Esta é a frase que muitas pessoas com sobrepeso escutam. É o caso de Kerstin Schwalbe, coordenadora de uma Clínica Veterinária, 30 anos. Ela foi alvo do preconceito dos seus 16 aos 24 anos, período em que atingiu seu maior peso, 150kg. Ela contou sobre um episódio de grande preconceito que enfrentou, foi quando ficou presa na catraca do ônibus. “Ele me chamou de porca gorda e mandou ficar na frente, porque não ia conseguir passar a roleta”, afirmou.
Kerstin é mãe de um casal: Eduardo, de 5 anos, e Ana Clara, com 1 ano. Na sua primeira gestação, foi quando chegou mais perto do seu maior peso, o que, mais para frente, pode causar complicações de saúde para o bebê. Quando Eduardo tinha 3 meses de idade, teve complicações de saúde. Ao serem investigadas, descobriu-se que, durante o nono mês de gestãoção, ocorreu uma má formação cerebral. Isso causou um desenvolvimento mais lento de seus primeiros passos e palavras. Hoje, a criança possui uma vida sem complicações.
Com 24 anos, Kerstin fez cirurgia bariátrica. Durante o período em que seu primeiro filho estava doente, ela desenvolveu uma compulsão alimentar e atingiu seus 150kg. “Para ter uma noção, eu comia dois xis. Ou então, dois xis e um cachorro quente”, contou. A decisão de fazer uma cirurgia bariátrica foi por dois motivos. “Eu tinha obesidade mórbida grau 3. Tive uma ameaça de infarto com 23 anos e tive vários outros problemas. E, é claro, o segundo motivo é por estética”.
A recuperação da cirurgia não foi fácil. Kerstin contou que teve depressão e complicações. “Fiquei uns dois meses sem andar. Perdi peso muito rápido e isso não é saudável”. Hoje, os cuidados são com vitaminas e suplementos, sem compulsão alimentar. A autoestima da paciente aumentou muito.
O nascimento da segunda filha, Ana Clara, não teve complicações durante o início da gestação. Tiveram algumas consequências por Kerstin ter pedras nos rins, que geraram contrações e o nascimento quase foi adiantado. Antes de dar à luz, Ana Clara demorou para conseguir peso por conta da cirurgia. O que ela comia era suficiente para si, mas não para a criança. ”Mas com acompanhamento da equipe que me operou e uma nutricionista, deu tudo certo”, afirmou a mãe.
“HOJE, POSSO DIZER QUE ME AMO. ME SINTO BONITA E FELIZ”.
KERSTIN
AS CONSEQUÊNCIAS
O preconceito é, de acordo com a professora titular do Programa de Pós-Graduação em Psicologia da Universidade Federal do Rio Grande do Sul (UFRGS), Lisiane Bizarro, “um atitude aversiva ou hostil em relação a uma pessoa que pertence a um grupo, simplesmente porque ela pertence a esse grupo e, portanto, presume-se que tenha as qualidades questionáveis atribuídas ao grupo”. Segundo a professora, o preconceito pode afetar psicologicamente o relacionamento com as outras pessoas. “Como somos uma espécie social, é muito importante para nosso bem-estar”. Fisiologicamente falando, os efeitos do sobrepeso podem causar alto risco de diabetes, hipertensão, doenças cardiovasculares (como infarto, AVC), doenças neurológicas com prejuízo cognitivo, arteriais, apneias de sono e até mesmo alguns tipos cancerígenos, como mama, estômago, tireoide, esôfago e bexiga. “Em termos neurológicos, favorece transtornos alimentares (anorexia, bulimia, compulsão), depressão e isolamento social, geralmente pelo forte e crítico julgamento social em relação ao peso e ao corpo das pessoas em geral”, afirma a professora e nutricionista Carolina Guerini de Souza.

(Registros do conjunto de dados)

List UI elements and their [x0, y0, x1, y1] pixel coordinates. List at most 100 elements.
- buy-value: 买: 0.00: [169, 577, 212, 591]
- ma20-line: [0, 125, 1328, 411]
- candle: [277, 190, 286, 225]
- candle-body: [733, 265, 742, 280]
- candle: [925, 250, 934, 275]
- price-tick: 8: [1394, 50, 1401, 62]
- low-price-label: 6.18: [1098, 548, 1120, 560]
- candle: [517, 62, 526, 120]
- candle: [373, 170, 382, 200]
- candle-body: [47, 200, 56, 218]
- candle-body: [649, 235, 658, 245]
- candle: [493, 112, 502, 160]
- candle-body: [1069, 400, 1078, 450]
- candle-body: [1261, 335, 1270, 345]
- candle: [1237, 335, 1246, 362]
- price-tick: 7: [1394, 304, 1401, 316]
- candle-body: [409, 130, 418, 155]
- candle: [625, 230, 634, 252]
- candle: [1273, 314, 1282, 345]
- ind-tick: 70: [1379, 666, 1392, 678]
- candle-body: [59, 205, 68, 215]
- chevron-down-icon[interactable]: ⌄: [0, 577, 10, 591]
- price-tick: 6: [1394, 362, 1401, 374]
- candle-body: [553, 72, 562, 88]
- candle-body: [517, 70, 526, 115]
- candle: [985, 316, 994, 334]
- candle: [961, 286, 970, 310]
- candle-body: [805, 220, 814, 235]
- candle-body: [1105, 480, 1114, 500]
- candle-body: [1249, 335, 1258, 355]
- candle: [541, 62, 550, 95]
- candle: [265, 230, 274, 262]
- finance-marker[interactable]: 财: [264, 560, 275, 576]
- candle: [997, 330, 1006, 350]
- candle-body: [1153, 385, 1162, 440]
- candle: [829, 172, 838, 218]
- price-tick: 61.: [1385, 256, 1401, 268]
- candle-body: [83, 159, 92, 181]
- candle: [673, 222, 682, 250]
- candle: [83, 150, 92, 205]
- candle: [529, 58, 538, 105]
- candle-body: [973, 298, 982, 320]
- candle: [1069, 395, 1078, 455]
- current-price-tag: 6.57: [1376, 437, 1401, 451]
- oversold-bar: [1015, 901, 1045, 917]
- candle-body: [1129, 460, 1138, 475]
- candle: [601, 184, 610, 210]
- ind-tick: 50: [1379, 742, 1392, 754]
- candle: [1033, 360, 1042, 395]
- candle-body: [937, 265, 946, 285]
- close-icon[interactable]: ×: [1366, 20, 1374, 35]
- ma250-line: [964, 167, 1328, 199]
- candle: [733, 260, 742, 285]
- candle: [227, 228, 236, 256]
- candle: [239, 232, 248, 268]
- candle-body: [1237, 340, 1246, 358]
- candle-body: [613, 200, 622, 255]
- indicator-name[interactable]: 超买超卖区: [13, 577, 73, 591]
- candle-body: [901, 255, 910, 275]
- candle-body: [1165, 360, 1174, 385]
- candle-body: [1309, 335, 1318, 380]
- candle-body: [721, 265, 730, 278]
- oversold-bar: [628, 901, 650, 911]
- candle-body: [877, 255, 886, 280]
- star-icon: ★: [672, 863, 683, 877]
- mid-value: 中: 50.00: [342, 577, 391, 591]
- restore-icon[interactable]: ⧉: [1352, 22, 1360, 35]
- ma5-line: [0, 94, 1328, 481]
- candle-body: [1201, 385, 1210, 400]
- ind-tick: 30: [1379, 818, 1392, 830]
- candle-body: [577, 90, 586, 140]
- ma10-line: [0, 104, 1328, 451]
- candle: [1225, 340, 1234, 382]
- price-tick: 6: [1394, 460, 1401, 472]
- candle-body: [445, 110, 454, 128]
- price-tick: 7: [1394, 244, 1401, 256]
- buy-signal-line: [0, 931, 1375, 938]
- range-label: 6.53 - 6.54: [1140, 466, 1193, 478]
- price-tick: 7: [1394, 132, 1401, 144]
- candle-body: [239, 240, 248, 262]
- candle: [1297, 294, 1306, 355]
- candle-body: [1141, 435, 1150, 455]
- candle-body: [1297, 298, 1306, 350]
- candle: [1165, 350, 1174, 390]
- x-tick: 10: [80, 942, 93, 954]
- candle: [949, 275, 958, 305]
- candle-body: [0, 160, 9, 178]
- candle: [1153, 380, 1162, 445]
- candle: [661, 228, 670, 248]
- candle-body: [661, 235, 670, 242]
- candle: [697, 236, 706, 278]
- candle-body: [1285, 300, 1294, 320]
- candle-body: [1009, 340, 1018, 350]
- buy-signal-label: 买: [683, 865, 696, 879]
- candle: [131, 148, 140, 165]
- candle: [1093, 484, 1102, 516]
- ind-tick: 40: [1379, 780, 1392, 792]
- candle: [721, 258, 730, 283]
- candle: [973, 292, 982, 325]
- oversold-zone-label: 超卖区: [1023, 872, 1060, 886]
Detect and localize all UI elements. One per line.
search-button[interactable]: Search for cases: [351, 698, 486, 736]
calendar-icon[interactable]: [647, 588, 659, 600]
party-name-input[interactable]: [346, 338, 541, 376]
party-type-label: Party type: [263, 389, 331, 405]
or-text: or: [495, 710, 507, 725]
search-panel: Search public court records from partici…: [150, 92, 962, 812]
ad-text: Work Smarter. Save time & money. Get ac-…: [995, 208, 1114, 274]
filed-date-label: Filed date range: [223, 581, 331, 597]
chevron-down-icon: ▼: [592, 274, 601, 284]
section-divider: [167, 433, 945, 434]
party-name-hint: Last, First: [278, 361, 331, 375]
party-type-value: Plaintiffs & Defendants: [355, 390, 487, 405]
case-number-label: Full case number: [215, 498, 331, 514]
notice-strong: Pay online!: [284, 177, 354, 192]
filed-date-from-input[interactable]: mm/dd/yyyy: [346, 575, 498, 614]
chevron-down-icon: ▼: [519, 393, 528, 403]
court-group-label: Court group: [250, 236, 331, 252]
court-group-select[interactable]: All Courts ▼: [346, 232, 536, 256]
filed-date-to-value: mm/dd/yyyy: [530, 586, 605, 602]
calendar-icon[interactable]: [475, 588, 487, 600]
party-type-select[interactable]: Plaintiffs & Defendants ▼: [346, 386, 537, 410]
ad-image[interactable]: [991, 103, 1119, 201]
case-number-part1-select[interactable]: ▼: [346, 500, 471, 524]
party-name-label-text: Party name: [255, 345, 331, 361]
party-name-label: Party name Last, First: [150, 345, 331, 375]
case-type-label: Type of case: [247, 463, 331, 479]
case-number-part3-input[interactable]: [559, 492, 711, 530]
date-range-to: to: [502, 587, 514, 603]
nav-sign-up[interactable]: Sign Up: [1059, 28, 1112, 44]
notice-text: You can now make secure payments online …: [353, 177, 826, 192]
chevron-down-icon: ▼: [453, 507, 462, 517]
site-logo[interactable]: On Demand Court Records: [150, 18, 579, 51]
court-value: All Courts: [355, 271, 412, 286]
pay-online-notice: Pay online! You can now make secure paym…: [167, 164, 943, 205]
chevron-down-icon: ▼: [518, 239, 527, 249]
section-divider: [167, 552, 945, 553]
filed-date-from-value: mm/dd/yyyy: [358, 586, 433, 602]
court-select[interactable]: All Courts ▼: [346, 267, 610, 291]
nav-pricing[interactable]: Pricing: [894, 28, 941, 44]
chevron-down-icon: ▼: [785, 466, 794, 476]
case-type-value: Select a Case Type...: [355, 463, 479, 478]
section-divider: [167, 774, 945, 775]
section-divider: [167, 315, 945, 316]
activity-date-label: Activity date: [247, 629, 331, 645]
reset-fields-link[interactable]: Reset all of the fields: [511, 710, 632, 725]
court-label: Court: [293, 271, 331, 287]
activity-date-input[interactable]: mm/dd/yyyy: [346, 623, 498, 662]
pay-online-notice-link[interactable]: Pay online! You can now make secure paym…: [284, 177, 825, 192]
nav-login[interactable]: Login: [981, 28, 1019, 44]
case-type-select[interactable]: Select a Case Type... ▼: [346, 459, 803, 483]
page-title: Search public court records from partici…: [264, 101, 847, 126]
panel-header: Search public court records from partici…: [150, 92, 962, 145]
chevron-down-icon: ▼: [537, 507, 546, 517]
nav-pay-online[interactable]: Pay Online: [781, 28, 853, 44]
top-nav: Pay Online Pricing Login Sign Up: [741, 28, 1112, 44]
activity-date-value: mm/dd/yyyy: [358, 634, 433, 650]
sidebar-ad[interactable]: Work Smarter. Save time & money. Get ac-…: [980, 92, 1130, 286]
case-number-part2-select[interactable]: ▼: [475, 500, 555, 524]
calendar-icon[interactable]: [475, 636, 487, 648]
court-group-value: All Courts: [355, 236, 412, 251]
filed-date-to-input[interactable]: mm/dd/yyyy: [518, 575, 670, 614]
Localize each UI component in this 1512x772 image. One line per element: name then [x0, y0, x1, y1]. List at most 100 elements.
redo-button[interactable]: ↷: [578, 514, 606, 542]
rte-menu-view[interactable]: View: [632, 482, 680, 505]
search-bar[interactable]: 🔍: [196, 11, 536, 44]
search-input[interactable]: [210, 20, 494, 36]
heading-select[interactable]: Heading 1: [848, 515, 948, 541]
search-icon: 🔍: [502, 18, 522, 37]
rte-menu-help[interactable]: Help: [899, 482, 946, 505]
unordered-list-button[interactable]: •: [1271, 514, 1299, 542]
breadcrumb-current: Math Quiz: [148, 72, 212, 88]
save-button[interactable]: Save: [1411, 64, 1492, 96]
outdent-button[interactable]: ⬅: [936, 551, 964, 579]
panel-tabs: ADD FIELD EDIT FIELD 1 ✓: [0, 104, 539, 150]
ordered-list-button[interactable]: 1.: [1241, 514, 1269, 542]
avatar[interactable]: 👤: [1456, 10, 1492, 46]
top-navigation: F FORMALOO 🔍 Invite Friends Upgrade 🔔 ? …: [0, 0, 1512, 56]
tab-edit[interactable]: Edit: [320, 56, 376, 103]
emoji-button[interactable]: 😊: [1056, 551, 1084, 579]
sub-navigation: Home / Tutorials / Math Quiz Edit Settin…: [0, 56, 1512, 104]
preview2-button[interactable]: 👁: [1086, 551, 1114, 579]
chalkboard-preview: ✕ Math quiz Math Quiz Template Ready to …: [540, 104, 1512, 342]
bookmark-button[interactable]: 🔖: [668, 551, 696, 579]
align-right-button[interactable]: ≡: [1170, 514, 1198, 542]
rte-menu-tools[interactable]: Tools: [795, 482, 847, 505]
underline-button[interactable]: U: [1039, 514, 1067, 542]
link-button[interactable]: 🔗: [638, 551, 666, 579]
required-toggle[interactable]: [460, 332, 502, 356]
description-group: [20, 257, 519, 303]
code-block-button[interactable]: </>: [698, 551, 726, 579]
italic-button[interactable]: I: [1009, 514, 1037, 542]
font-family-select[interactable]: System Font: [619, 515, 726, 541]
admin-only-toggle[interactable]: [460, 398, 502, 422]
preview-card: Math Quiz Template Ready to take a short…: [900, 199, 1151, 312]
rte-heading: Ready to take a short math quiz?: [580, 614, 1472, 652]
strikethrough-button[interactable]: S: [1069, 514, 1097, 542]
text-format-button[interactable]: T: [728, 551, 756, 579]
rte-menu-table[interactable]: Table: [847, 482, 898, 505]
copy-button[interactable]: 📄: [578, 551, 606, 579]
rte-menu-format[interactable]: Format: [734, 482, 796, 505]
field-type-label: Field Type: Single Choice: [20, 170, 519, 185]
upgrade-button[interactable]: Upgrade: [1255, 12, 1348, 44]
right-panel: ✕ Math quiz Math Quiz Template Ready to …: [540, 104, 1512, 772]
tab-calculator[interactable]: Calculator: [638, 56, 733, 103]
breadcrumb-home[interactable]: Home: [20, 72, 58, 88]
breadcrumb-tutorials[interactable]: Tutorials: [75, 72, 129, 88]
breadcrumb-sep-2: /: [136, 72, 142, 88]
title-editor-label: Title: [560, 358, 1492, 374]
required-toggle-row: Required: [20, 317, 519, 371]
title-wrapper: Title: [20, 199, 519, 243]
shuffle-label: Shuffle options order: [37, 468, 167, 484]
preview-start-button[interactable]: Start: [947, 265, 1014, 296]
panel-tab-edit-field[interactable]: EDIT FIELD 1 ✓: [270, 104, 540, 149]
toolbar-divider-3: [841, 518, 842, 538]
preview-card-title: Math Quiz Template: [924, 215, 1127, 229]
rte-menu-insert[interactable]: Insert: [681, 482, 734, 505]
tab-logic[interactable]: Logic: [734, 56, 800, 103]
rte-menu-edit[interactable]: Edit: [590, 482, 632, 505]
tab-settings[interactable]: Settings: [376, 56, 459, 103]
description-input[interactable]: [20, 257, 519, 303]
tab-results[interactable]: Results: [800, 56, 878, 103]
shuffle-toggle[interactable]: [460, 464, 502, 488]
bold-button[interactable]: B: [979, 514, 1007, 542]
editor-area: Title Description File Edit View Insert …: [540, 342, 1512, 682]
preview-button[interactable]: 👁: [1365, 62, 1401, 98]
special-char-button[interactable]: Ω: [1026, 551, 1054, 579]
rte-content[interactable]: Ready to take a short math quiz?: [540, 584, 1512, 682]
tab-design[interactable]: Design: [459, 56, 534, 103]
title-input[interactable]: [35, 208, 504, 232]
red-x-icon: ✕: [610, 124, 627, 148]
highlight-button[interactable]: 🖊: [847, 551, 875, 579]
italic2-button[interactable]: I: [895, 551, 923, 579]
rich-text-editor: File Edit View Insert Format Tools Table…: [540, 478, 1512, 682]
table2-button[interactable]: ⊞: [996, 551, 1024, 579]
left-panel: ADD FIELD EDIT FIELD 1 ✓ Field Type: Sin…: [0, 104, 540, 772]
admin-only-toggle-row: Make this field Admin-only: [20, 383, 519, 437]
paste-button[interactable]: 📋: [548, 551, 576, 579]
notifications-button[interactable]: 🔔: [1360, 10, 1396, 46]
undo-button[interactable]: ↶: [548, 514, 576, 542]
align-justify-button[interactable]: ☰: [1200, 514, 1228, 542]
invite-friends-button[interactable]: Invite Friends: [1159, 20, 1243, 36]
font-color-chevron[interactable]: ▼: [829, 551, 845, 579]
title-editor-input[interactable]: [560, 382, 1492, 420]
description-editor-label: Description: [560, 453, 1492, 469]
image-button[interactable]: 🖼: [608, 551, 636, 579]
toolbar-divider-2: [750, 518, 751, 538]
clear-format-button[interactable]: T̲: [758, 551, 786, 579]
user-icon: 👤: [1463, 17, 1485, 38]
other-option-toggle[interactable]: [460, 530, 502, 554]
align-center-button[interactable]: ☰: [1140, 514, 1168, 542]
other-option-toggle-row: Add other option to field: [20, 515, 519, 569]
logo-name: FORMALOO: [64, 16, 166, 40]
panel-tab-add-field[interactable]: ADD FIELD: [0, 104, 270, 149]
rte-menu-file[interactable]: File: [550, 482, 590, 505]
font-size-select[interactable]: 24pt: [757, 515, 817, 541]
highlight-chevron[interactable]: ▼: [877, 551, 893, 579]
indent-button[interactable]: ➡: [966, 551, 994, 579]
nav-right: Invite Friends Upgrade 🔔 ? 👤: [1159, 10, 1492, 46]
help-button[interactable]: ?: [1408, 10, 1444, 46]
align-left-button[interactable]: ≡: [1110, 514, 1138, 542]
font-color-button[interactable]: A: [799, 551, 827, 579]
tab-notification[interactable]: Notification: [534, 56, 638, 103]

## Enunciado
Redigite, por favor, o trecho da reportagem sobre Kerstin que vai de "O nascimento da" até "afirmou a mãe.", incluindo estas últimas palavras. Use somente a reportagem como fonte.

## Resolução comentada
O nascimento da segunda filha, Ana Clara, não teve complicações durante o início da gestação. Tiveram algumas consequências por Kerstin ter pedras nos rins, que geraram contrações e o nascimento quase foi adiantado. Antes de dar à luz, Ana Clara demorou para conseguir peso por conta da cirurgia. O que ela comia era suficiente para si, mas não para a criança. ”Mas com acompanhamento da equipe que me operou e uma nutricionista, deu tudo certo”, afirmou a mãe.